> **WHAT THIS TASK INVOLVES**
What is the number of lines in the entries that include the word "entre"? Respond with the number only.

══════════════════════════════

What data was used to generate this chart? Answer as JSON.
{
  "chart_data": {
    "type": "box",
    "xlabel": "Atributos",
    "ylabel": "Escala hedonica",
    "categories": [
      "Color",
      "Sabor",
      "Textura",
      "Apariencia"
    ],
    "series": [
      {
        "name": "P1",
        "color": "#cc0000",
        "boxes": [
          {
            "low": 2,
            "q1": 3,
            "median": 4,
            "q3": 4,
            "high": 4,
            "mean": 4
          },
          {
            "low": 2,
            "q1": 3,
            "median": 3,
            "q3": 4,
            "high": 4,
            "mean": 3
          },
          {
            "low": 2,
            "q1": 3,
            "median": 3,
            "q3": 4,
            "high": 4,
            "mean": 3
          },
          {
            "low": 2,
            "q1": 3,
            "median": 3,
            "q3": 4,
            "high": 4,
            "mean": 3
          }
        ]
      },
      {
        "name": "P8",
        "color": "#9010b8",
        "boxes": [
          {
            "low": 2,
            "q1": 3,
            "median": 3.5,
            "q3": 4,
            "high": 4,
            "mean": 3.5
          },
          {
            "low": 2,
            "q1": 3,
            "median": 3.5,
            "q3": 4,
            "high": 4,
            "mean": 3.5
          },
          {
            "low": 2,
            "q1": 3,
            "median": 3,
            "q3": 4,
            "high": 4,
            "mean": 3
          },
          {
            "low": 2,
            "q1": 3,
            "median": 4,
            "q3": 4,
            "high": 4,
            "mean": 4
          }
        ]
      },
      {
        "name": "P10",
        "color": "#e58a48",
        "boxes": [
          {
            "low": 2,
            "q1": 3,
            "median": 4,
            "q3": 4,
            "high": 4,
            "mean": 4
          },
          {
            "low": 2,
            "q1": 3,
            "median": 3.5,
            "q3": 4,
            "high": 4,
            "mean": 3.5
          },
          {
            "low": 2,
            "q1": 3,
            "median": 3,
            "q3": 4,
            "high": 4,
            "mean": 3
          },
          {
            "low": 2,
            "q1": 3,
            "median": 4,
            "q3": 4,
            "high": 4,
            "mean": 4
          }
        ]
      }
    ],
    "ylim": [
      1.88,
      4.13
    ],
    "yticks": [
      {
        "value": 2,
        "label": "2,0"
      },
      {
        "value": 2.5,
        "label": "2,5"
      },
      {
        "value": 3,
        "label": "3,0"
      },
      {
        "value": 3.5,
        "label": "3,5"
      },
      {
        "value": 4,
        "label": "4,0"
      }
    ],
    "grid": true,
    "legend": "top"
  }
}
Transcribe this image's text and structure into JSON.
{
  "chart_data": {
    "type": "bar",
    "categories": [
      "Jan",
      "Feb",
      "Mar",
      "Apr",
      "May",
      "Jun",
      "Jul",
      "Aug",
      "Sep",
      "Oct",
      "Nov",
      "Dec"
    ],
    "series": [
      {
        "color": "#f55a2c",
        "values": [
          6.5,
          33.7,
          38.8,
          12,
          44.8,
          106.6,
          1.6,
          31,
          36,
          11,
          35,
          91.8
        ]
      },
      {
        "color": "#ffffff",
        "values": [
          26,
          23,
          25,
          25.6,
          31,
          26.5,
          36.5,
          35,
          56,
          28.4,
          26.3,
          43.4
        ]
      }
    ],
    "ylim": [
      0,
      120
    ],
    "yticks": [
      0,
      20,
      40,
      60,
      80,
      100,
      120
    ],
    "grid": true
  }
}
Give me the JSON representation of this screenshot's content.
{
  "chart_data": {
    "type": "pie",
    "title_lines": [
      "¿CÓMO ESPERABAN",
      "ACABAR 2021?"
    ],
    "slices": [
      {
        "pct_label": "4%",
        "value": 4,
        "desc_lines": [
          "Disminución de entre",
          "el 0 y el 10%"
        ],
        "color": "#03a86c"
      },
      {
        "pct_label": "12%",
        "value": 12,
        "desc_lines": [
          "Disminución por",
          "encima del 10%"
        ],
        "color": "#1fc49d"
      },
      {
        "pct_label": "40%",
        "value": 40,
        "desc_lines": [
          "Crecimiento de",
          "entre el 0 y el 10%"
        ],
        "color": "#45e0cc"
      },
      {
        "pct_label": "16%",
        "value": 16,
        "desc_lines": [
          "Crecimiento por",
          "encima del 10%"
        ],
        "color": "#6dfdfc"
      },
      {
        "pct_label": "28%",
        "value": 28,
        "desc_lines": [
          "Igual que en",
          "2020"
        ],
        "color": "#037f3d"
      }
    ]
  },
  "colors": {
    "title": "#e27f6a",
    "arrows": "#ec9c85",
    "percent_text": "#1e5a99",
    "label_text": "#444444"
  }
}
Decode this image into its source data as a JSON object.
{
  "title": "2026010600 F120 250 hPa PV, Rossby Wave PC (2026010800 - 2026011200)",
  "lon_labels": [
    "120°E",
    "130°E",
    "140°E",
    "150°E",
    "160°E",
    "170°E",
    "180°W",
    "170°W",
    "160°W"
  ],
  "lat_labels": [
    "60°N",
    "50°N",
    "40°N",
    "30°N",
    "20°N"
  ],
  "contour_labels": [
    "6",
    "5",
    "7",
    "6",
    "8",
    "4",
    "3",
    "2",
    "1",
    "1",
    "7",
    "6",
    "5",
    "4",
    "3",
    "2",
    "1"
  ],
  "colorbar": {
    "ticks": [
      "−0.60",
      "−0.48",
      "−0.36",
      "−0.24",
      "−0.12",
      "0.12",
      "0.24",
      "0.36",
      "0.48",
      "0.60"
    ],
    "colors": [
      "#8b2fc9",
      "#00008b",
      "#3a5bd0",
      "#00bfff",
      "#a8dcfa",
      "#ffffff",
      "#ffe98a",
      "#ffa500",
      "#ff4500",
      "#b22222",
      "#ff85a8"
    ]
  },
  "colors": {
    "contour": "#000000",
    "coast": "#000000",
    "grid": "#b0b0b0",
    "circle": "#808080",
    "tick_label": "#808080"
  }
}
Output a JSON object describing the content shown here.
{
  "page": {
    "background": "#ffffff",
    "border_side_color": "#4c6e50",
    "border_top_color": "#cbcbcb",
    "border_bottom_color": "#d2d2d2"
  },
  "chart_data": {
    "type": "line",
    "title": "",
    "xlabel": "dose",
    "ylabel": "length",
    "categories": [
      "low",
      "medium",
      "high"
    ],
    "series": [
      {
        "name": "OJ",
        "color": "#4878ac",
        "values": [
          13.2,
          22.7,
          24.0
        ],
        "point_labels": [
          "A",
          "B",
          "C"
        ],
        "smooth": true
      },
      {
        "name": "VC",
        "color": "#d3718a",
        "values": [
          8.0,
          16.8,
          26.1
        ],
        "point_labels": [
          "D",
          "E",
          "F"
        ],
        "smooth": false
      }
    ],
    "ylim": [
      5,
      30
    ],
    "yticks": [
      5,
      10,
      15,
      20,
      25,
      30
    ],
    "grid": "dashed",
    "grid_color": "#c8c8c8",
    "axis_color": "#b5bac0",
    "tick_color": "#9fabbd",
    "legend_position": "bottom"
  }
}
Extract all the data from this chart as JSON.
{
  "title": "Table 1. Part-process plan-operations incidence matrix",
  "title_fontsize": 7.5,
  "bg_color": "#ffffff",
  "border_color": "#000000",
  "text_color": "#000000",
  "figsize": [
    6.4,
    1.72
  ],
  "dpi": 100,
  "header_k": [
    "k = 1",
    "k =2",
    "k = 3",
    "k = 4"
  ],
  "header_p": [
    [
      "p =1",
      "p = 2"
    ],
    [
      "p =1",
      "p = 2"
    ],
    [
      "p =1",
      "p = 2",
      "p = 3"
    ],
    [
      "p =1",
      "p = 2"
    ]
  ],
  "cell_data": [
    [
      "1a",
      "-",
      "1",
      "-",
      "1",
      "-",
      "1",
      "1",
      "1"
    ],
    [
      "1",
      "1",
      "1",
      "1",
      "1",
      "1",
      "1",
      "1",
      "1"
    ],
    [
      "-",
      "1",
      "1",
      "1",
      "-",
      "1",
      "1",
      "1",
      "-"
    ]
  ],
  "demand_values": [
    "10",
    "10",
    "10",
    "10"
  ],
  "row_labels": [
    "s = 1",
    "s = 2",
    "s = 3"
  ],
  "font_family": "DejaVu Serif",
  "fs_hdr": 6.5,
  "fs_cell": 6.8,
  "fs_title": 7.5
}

══════════════════════════════

> **TASK SOLUTION**
2